Rows

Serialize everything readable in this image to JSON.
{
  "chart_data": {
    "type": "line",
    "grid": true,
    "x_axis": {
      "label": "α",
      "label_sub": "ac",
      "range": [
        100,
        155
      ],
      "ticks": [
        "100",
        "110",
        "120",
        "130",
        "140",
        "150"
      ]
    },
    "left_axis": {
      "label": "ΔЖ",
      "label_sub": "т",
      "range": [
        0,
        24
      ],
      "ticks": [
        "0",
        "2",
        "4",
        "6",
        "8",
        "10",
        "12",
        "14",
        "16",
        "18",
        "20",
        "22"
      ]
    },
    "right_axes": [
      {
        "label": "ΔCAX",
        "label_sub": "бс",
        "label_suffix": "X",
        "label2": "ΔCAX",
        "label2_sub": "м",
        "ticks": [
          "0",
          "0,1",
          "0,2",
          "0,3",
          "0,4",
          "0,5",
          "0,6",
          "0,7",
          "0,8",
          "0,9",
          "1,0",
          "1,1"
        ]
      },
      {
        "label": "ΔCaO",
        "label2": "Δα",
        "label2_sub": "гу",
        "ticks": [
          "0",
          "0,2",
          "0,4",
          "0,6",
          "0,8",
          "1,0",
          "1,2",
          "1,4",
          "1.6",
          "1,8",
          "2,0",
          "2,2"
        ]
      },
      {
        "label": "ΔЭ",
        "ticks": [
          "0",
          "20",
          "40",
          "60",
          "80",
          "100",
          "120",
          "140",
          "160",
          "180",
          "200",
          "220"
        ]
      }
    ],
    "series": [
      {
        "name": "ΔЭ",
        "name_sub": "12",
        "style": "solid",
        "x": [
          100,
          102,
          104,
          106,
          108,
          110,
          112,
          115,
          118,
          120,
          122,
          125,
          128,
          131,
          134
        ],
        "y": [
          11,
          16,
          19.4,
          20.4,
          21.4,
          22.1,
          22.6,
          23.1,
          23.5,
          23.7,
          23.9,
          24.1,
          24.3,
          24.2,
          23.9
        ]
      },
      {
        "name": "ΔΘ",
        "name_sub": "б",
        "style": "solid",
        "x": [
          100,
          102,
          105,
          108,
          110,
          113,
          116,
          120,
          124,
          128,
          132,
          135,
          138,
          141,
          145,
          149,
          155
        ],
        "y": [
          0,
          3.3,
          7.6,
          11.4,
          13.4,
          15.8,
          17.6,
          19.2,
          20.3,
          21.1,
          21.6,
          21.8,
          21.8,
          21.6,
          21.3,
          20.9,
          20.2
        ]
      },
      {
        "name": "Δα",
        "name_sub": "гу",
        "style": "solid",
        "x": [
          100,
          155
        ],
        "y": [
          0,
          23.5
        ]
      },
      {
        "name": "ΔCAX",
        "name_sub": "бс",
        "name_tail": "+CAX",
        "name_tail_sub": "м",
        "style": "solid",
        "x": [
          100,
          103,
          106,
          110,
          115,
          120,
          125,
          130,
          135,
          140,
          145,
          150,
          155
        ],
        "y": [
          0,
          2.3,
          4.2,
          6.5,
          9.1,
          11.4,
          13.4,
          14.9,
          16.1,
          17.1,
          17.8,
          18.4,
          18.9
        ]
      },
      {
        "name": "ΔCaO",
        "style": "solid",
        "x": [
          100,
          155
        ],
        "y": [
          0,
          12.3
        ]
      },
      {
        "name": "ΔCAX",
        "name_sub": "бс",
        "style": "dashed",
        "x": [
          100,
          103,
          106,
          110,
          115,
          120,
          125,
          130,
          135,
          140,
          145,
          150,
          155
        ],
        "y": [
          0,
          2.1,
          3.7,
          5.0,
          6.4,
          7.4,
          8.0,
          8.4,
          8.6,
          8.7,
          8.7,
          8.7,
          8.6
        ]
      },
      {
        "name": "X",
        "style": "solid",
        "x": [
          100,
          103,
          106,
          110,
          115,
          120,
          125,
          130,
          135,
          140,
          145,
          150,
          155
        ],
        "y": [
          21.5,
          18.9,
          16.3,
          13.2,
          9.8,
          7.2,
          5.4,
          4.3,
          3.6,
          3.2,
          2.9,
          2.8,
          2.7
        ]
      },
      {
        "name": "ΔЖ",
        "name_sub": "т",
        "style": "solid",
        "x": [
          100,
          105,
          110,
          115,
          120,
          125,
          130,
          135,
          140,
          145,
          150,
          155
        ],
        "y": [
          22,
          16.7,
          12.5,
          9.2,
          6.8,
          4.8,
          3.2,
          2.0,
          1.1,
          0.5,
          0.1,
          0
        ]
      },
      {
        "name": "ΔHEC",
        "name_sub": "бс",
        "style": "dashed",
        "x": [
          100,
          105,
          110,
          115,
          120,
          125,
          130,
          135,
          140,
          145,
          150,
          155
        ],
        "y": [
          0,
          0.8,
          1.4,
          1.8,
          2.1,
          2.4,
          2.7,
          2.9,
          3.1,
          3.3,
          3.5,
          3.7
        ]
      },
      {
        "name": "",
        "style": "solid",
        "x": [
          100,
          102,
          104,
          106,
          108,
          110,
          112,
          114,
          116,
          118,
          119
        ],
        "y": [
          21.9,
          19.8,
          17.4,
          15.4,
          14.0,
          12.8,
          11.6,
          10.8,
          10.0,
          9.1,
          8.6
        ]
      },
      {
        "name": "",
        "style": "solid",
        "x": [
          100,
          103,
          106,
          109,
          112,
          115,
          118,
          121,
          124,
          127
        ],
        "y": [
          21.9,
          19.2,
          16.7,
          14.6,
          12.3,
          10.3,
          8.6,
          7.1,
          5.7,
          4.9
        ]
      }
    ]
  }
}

Challenge
Without leaving anything out, give the entries again exactly.

Output of the exercise
Serialize everything readable in this image to JSON.
{
  "chart_data": {
    "type": "line",
    "grid": true,
    "x_axis": {
      "label": "α",
      "label_sub": "ac",
      "range": [
        100,
        155
      ],
      "ticks": [
        "100",
        "110",
        "120",
        "130",
        "140",
        "150"
      ]
    },
    "left_axis": {
      "label": "ΔЖ",
      "label_sub": "т",
      "range": [
        0,
        24
      ],
      "ticks": [
        "0",
        "2",
        "4",
        "6",
        "8",
        "10",
        "12",
        "14",
        "16",
        "18",
        "20",
        "22"
      ]
    },
    "right_axes": [
      {
        "label": "ΔCAX",
        "label_sub": "бс",
        "label_suffix": "X",
        "label2": "ΔCAX",
        "label2_sub": "м",
        "ticks": [
          "0",
          "0,1",
          "0,2",
          "0,3",
          "0,4",
          "0,5",
          "0,6",
          "0,7",
          "0,8",
          "0,9",
          "1,0",
          "1,1"
        ]
      },
      {
        "label": "ΔCaO",
        "label2": "Δα",
        "label2_sub": "гу",
        "ticks": [
          "0",
          "0,2",
          "0,4",
          "0,6",
          "0,8",
          "1,0",
          "1,2",
          "1,4",
          "1.6",
          "1,8",
          "2,0",
          "2,2"
        ]
      },
      {
        "label": "ΔЭ",
        "ticks": [
          "0",
          "20",
          "40",
          "60",
          "80",
          "100",
          "120",
          "140",
          "160",
          "180",
          "200",
          "220"
        ]
      }
    ],
    "series": [
      {
        "name": "ΔЭ",
        "name_sub": "12",
        "style": "solid",
        "x": [
          100,
          102,
          104,
          106,
          108,
          110,
          112,
          115,
          118,
          120,
          122,
          125,
          128,
          131,
          134
        ],
        "y": [
          11,
          16,
          19.4,
          20.4,
          21.4,
          22.1,
          22.6,
          23.1,
          23.5,
          23.7,
          23.9,
          24.1,
          24.3,
          24.2,
          23.9
        ]
      },
      {
        "name": "ΔΘ",
        "name_sub": "б",
        "style": "solid",
        "x": [
          100,
          102,
          105,
          108,
          110,
          113,
          116,
          120,
          124,
          128,
          132,
          135,
          138,
          141,
          145,
          149,
          155
        ],
        "y": [
          0,
          3.3,
          7.6,
          11.4,
          13.4,
          15.8,
          17.6,
          19.2,
          20.3,
          21.1,
          21.6,
          21.8,
          21.8,
          21.6,
          21.3,
          20.9,
          20.2
        ]
      },
      {
        "name": "Δα",
        "name_sub": "гу",
        "style": "solid",
        "x": [
          100,
          155
        ],
        "y": [
          0,
          23.5
        ]
      },
      {
        "name": "ΔCAX",
        "name_sub": "бс",
        "name_tail": "+CAX",
        "name_tail_sub": "м",
        "style": "solid",
        "x": [
          100,
          103,
          106,
          110,
          115,
          120,
          125,
          130,
          135,
          140,
          145,
          150,
          155
        ],
        "y": [
          0,
          2.3,
          4.2,
          6.5,
          9.1,
          11.4,
          13.4,
          14.9,
          16.1,
          17.1,
          17.8,
          18.4,
          18.9
        ]
      },
      {
        "name": "ΔCaO",
        "style": "solid",
        "x": [
          100,
          155
        ],
        "y": [
          0,
          12.3
        ]
      },
      {
        "name": "ΔCAX",
        "name_sub": "бс",
        "style": "dashed",
        "x": [
          100,
          103,
          106,
          110,
          115,
          120,
          125,
          130,
          135,
          140,
          145,
          150,
          155
        ],
        "y": [
          0,
          2.1,
          3.7,
          5.0,
          6.4,
          7.4,
          8.0,
          8.4,
          8.6,
          8.7,
          8.7,
          8.7,
          8.6
        ]
      },
      {
        "name": "X",
        "style": "solid",
        "x": [
          100,
          103,
          106,
          110,
          115,
          120,
          125,
          130,
          135,
          140,
          145,
          150,
          155
        ],
        "y": [
          21.5,
          18.9,
          16.3,
          13.2,
          9.8,
          7.2,
          5.4,
          4.3,
          3.6,
          3.2,
          2.9,
          2.8,
          2.7
        ]
      },
      {
        "name": "ΔЖ",
        "name_sub": "т",
        "style": "solid",
        "x": [
          100,
          105,
          110,
          115,
          120,
          125,
          130,
          135,
          140,
          145,
          150,
          155
        ],
        "y": [
          22,
          16.7,
          12.5,
          9.2,
          6.8,
          4.8,
          3.2,
          2.0,
          1.1,
          0.5,
          0.1,
          0
        ]
      },
      {
        "name": "ΔHEC",
        "name_sub": "бс",
        "style": "dashed",
        "x": [
          100,
          105,
          110,
          115,
          120,
          125,
          130,
          135,
          140,
          145,
          150,
          155
        ],
        "y": [
          0,
          0.8,
          1.4,
          1.8,
          2.1,
          2.4,
          2.7,
          2.9,
          3.1,
          3.3,
          3.5,
          3.7
        ]
      },
      {
        "name": "",
        "style": "solid",
        "x": [
          100,
          102,
          104,
          106,
          108,
          110,
          112,
          114,
          116,
          118,
          119
        ],
        "y": [
          21.9,
          19.8,
          17.4,
          15.4,
          14.0,
          12.8,
          11.6,
          10.8,
          10.0,
          9.1,
          8.6
        ]
      },
      {
        "name": "",
        "style": "solid",
        "x": [
          100,
          103,
          106,
          109,
          112,
          115,
          118,
          121,
          124,
          127
        ],
        "y": [
          21.9,
          19.2,
          16.7,
          14.6,
          12.3,
          10.3,
          8.6,
          7.1,
          5.7,
          4.9
        ]
      }
    ]
  }
}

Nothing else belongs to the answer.